● Work to do
Copy nothing but the text: reproduce each line of the listing exactly and leave the pictures out.

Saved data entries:
[Begin]

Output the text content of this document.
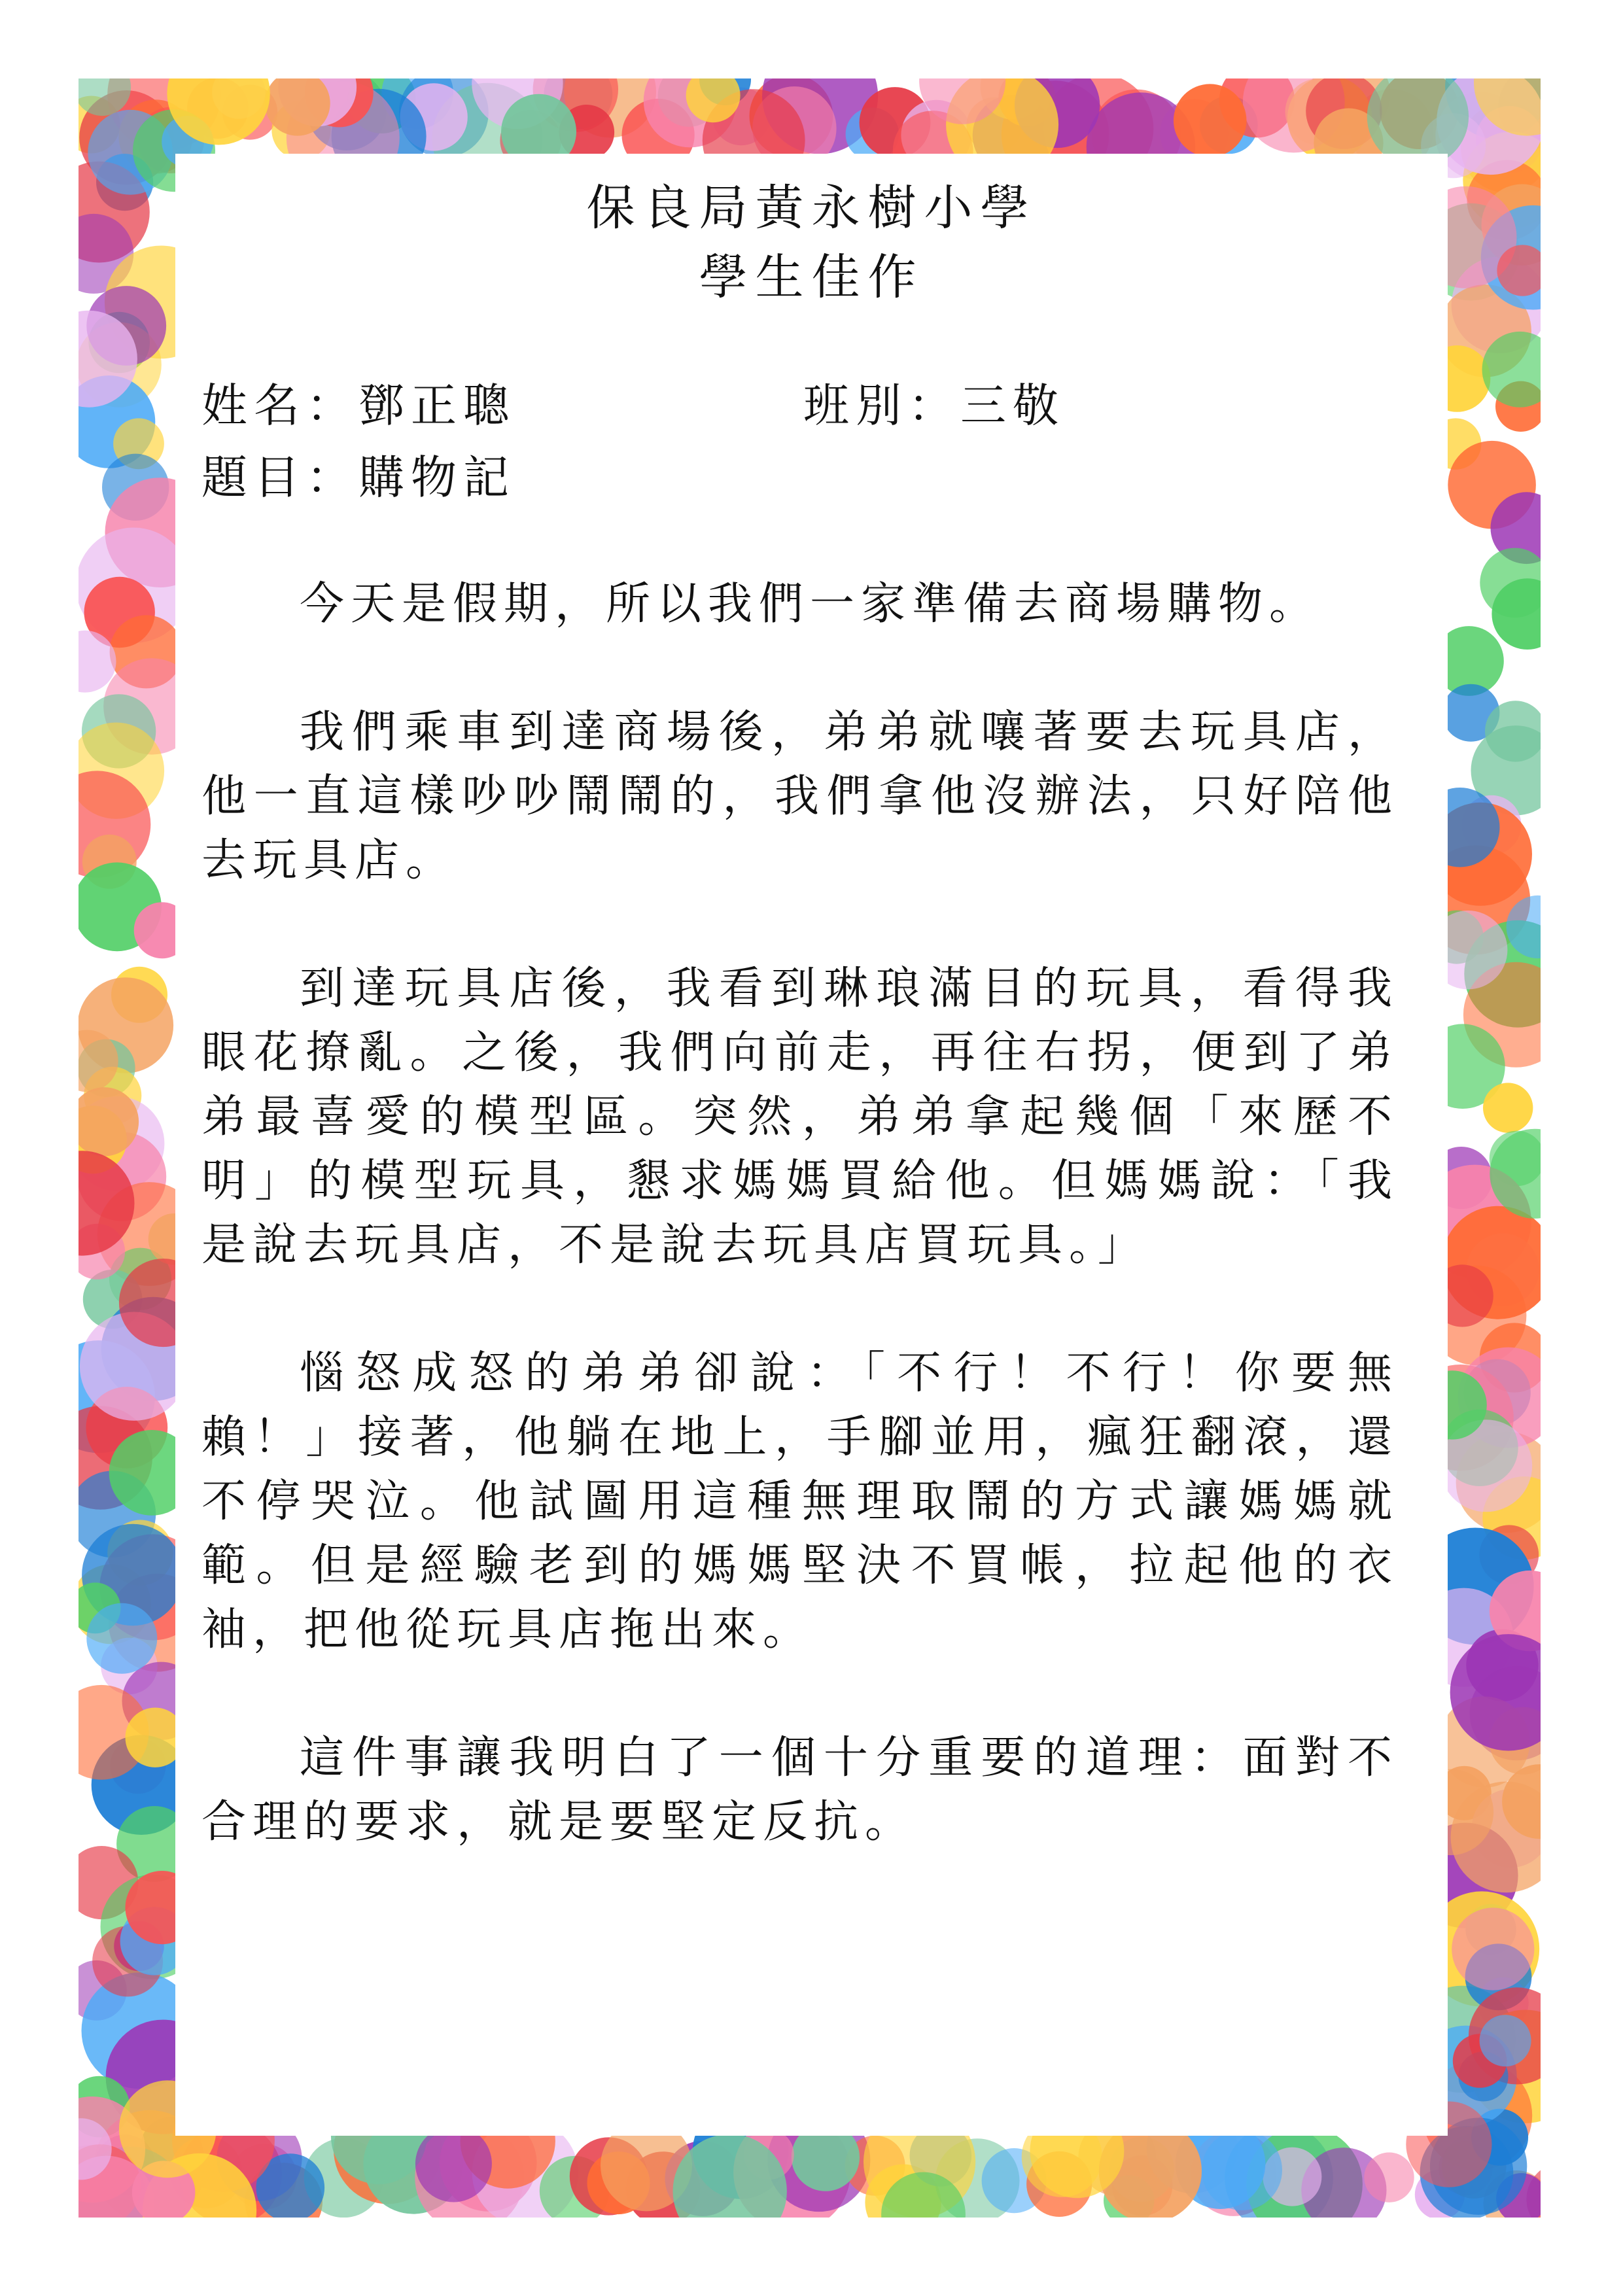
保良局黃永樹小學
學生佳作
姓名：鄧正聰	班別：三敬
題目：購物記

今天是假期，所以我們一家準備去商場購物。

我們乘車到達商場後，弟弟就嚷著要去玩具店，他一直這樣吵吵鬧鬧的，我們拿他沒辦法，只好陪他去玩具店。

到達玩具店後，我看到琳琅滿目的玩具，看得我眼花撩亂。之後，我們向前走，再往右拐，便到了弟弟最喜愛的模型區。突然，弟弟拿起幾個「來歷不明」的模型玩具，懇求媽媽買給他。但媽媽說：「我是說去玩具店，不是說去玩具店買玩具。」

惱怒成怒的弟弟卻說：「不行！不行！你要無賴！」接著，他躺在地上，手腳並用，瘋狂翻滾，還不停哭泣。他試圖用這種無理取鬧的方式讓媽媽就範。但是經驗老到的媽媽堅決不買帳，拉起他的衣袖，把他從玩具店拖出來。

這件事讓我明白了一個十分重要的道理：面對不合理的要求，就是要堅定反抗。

[End]

● The reply
Output the text content of this document.
保良局黃永樹小學
學生佳作
姓名：鄧正聰	班別：三敬
題目：購物記

今天是假期，所以我們一家準備去商場購物。

我們乘車到達商場後，弟弟就嚷著要去玩具店，他一直這樣吵吵鬧鬧的，我們拿他沒辦法，只好陪他去玩具店。

到達玩具店後，我看到琳琅滿目的玩具，看得我眼花撩亂。之後，我們向前走，再往右拐，便到了弟弟最喜愛的模型區。突然，弟弟拿起幾個「來歷不明」的模型玩具，懇求媽媽買給他。但媽媽說：「我是說去玩具店，不是說去玩具店買玩具。」

惱怒成怒的弟弟卻說：「不行！不行！你要無賴！」接著，他躺在地上，手腳並用，瘋狂翻滾，還不停哭泣。他試圖用這種無理取鬧的方式讓媽媽就範。但是經驗老到的媽媽堅決不買帳，拉起他的衣袖，把他從玩具店拖出來。

這件事讓我明白了一個十分重要的道理：面對不合理的要求，就是要堅定反抗。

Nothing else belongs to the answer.